= Aim =
Quote all of the data below exactly, please.

Some records:

--------

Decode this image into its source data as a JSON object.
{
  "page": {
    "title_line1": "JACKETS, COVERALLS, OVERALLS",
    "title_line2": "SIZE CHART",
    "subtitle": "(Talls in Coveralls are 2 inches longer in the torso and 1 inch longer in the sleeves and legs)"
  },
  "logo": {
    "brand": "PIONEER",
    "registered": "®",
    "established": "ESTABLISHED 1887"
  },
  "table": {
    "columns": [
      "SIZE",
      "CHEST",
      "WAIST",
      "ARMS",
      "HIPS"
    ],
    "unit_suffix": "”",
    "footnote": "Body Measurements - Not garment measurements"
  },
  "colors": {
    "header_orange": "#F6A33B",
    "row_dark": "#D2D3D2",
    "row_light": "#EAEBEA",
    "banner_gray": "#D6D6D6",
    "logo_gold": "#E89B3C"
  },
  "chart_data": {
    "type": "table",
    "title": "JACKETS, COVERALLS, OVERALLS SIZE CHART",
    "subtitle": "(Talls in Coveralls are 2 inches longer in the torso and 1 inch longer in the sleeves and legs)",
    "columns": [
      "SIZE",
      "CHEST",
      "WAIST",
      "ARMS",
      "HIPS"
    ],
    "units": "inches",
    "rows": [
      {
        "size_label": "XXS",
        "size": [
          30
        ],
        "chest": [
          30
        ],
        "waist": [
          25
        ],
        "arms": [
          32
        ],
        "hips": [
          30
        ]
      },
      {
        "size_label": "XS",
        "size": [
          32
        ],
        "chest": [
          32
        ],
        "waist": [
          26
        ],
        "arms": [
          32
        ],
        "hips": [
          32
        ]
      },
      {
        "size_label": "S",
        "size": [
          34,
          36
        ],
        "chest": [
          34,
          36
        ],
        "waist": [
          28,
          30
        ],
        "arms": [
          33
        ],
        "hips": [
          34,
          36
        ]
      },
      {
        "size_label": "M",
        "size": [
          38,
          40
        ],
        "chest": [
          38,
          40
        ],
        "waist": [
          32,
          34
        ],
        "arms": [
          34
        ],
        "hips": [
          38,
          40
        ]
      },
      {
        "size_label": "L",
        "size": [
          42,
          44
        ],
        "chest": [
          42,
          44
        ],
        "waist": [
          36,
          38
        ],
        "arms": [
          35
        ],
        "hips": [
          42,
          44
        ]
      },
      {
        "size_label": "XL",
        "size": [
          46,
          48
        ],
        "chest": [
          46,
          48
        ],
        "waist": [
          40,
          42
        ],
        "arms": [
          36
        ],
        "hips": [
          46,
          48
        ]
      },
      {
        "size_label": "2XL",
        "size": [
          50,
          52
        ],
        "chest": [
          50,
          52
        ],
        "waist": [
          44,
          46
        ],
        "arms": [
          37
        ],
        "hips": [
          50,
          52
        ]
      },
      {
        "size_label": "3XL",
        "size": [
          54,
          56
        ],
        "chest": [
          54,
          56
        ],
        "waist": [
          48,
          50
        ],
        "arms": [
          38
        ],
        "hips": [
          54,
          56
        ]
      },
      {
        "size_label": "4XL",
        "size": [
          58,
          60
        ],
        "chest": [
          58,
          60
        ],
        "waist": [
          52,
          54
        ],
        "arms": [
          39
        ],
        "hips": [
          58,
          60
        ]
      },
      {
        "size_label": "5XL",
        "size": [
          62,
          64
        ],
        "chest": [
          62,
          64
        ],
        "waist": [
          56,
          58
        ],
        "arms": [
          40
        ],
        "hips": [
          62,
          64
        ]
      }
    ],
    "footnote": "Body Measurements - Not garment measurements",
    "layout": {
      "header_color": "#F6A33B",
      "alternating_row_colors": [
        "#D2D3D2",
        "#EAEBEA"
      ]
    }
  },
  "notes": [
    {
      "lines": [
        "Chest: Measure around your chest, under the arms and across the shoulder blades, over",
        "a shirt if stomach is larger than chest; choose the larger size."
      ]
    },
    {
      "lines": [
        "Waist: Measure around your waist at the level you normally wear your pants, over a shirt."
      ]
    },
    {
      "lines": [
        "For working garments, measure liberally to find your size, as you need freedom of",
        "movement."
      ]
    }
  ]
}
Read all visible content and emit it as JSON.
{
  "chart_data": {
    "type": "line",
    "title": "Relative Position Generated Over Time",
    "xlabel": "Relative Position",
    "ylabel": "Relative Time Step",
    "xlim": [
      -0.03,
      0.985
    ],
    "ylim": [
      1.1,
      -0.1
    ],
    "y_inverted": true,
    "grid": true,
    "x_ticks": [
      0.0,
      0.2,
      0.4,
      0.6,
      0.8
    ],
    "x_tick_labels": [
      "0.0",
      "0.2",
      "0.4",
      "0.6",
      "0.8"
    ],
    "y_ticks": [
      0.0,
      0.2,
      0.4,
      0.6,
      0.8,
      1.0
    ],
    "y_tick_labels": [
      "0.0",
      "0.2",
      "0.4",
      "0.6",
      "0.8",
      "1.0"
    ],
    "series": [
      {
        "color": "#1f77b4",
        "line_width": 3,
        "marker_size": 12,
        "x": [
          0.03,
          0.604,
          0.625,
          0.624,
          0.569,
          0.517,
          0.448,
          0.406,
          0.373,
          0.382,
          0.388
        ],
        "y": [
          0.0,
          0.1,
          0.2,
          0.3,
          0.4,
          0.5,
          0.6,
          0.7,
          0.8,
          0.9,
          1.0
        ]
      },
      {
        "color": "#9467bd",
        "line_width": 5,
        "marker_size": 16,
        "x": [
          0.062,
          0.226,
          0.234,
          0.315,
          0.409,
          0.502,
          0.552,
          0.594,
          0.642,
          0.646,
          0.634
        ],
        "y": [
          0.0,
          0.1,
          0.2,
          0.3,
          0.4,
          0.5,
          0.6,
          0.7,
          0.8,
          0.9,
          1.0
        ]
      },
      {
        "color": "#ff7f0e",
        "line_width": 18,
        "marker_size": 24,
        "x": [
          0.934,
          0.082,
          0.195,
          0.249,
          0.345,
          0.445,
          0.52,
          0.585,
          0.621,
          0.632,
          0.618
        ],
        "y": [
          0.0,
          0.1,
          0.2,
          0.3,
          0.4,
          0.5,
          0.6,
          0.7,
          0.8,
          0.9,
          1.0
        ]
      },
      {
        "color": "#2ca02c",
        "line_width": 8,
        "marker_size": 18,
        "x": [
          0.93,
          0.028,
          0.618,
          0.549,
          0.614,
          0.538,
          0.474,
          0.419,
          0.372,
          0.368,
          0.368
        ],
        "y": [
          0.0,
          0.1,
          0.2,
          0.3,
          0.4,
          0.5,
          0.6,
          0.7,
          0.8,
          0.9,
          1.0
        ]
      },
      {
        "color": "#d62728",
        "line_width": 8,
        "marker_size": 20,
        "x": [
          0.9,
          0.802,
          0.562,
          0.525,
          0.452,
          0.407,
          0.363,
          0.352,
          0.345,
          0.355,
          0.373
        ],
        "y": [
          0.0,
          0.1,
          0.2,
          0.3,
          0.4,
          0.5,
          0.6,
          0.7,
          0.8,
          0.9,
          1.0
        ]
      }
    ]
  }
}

--------

= Full solution =
Decode this image into its source data as a JSON object.
{
  "page": {
    "title_line1": "JACKETS, COVERALLS, OVERALLS",
    "title_line2": "SIZE CHART",
    "subtitle": "(Talls in Coveralls are 2 inches longer in the torso and 1 inch longer in the sleeves and legs)"
  },
  "logo": {
    "brand": "PIONEER",
    "registered": "®",
    "established": "ESTABLISHED 1887"
  },
  "table": {
    "columns": [
      "SIZE",
      "CHEST",
      "WAIST",
      "ARMS",
      "HIPS"
    ],
    "unit_suffix": "”",
    "footnote": "Body Measurements - Not garment measurements"
  },
  "colors": {
    "header_orange": "#F6A33B",
    "row_dark": "#D2D3D2",
    "row_light": "#EAEBEA",
    "banner_gray": "#D6D6D6",
    "logo_gold": "#E89B3C"
  },
  "chart_data": {
    "type": "table",
    "title": "JACKETS, COVERALLS, OVERALLS SIZE CHART",
    "subtitle": "(Talls in Coveralls are 2 inches longer in the torso and 1 inch longer in the sleeves and legs)",
    "columns": [
      "SIZE",
      "CHEST",
      "WAIST",
      "ARMS",
      "HIPS"
    ],
    "units": "inches",
    "rows": [
      {
        "size_label": "XXS",
        "size": [
          30
        ],
        "chest": [
          30
        ],
        "waist": [
          25
        ],
        "arms": [
          32
        ],
        "hips": [
          30
        ]
      },
      {
        "size_label": "XS",
        "size": [
          32
        ],
        "chest": [
          32
        ],
        "waist": [
          26
        ],
        "arms": [
          32
        ],
        "hips": [
          32
        ]
      },
      {
        "size_label": "S",
        "size": [
          34,
          36
        ],
        "chest": [
          34,
          36
        ],
        "waist": [
          28,
          30
        ],
        "arms": [
          33
        ],
        "hips": [
          34,
          36
        ]
      },
      {
        "size_label": "M",
        "size": [
          38,
          40
        ],
        "chest": [
          38,
          40
        ],
        "waist": [
          32,
          34
        ],
        "arms": [
          34
        ],
        "hips": [
          38,
          40
        ]
      },
      {
        "size_label": "L",
        "size": [
          42,
          44
        ],
        "chest": [
          42,
          44
        ],
        "waist": [
          36,
          38
        ],
        "arms": [
          35
        ],
        "hips": [
          42,
          44
        ]
      },
      {
        "size_label": "XL",
        "size": [
          46,
          48
        ],
        "chest": [
          46,
          48
        ],
        "waist": [
          40,
          42
        ],
        "arms": [
          36
        ],
        "hips": [
          46,
          48
        ]
      },
      {
        "size_label": "2XL",
        "size": [
          50,
          52
        ],
        "chest": [
          50,
          52
        ],
        "waist": [
          44,
          46
        ],
        "arms": [
          37
        ],
        "hips": [
          50,
          52
        ]
      },
      {
        "size_label": "3XL",
        "size": [
          54,
          56
        ],
        "chest": [
          54,
          56
        ],
        "waist": [
          48,
          50
        ],
        "arms": [
          38
        ],
        "hips": [
          54,
          56
        ]
      },
      {
        "size_label": "4XL",
        "size": [
          58,
          60
        ],
        "chest": [
          58,
          60
        ],
        "waist": [
          52,
          54
        ],
        "arms": [
          39
        ],
        "hips": [
          58,
          60
        ]
      },
      {
        "size_label": "5XL",
        "size": [
          62,
          64
        ],
        "chest": [
          62,
          64
        ],
        "waist": [
          56,
          58
        ],
        "arms": [
          40
        ],
        "hips": [
          62,
          64
        ]
      }
    ],
    "footnote": "Body Measurements - Not garment measurements",
    "layout": {
      "header_color": "#F6A33B",
      "alternating_row_colors": [
        "#D2D3D2",
        "#EAEBEA"
      ]
    }
  },
  "notes": [
    {
      "lines": [
        "Chest: Measure around your chest, under the arms and across the shoulder blades, over",
        "a shirt if stomach is larger than chest; choose the larger size."
      ]
    },
    {
      "lines": [
        "Waist: Measure around your waist at the level you normally wear your pants, over a shirt."
      ]
    },
    {
      "lines": [
        "For working garments, measure liberally to find your size, as you need freedom of",
        "movement."
      ]
    }
  ]
}
Read all visible content and emit it as JSON.
{
  "chart_data": {
    "type": "line",
    "title": "Relative Position Generated Over Time",
    "xlabel": "Relative Position",
    "ylabel": "Relative Time Step",
    "xlim": [
      -0.03,
      0.985
    ],
    "ylim": [
      1.1,
      -0.1
    ],
    "y_inverted": true,
    "grid": true,
    "x_ticks": [
      0.0,
      0.2,
      0.4,
      0.6,
      0.8
    ],
    "x_tick_labels": [
      "0.0",
      "0.2",
      "0.4",
      "0.6",
      "0.8"
    ],
    "y_ticks": [
      0.0,
      0.2,
      0.4,
      0.6,
      0.8,
      1.0
    ],
    "y_tick_labels": [
      "0.0",
      "0.2",
      "0.4",
      "0.6",
      "0.8",
      "1.0"
    ],
    "series": [
      {
        "color": "#1f77b4",
        "line_width": 3,
        "marker_size": 12,
        "x": [
          0.03,
          0.604,
          0.625,
          0.624,
          0.569,
          0.517,
          0.448,
          0.406,
          0.373,
          0.382,
          0.388
        ],
        "y": [
          0.0,
          0.1,
          0.2,
          0.3,
          0.4,
          0.5,
          0.6,
          0.7,
          0.8,
          0.9,
          1.0
        ]
      },
      {
        "color": "#9467bd",
        "line_width": 5,
        "marker_size": 16,
        "x": [
          0.062,
          0.226,
          0.234,
          0.315,
          0.409,
          0.502,
          0.552,
          0.594,
          0.642,
          0.646,
          0.634
        ],
        "y": [
          0.0,
          0.1,
          0.2,
          0.3,
          0.4,
          0.5,
          0.6,
          0.7,
          0.8,
          0.9,
          1.0
        ]
      },
      {
        "color": "#ff7f0e",
        "line_width": 18,
        "marker_size": 24,
        "x": [
          0.934,
          0.082,
          0.195,
          0.249,
          0.345,
          0.445,
          0.52,
          0.585,
          0.621,
          0.632,
          0.618
        ],
        "y": [
          0.0,
          0.1,
          0.2,
          0.3,
          0.4,
          0.5,
          0.6,
          0.7,
          0.8,
          0.9,
          1.0
        ]
      },
      {
        "color": "#2ca02c",
        "line_width": 8,
        "marker_size": 18,
        "x": [
          0.93,
          0.028,
          0.618,
          0.549,
          0.614,
          0.538,
          0.474,
          0.419,
          0.372,
          0.368,
          0.368
        ],
        "y": [
          0.0,
          0.1,
          0.2,
          0.3,
          0.4,
          0.5,
          0.6,
          0.7,
          0.8,
          0.9,
          1.0
        ]
      },
      {
        "color": "#d62728",
        "line_width": 8,
        "marker_size": 20,
        "x": [
          0.9,
          0.802,
          0.562,
          0.525,
          0.452,
          0.407,
          0.363,
          0.352,
          0.345,
          0.355,
          0.373
        ],
        "y": [
          0.0,
          0.1,
          0.2,
          0.3,
          0.4,
          0.5,
          0.6,
          0.7,
          0.8,
          0.9,
          1.0
        ]
      }
    ]
  }
}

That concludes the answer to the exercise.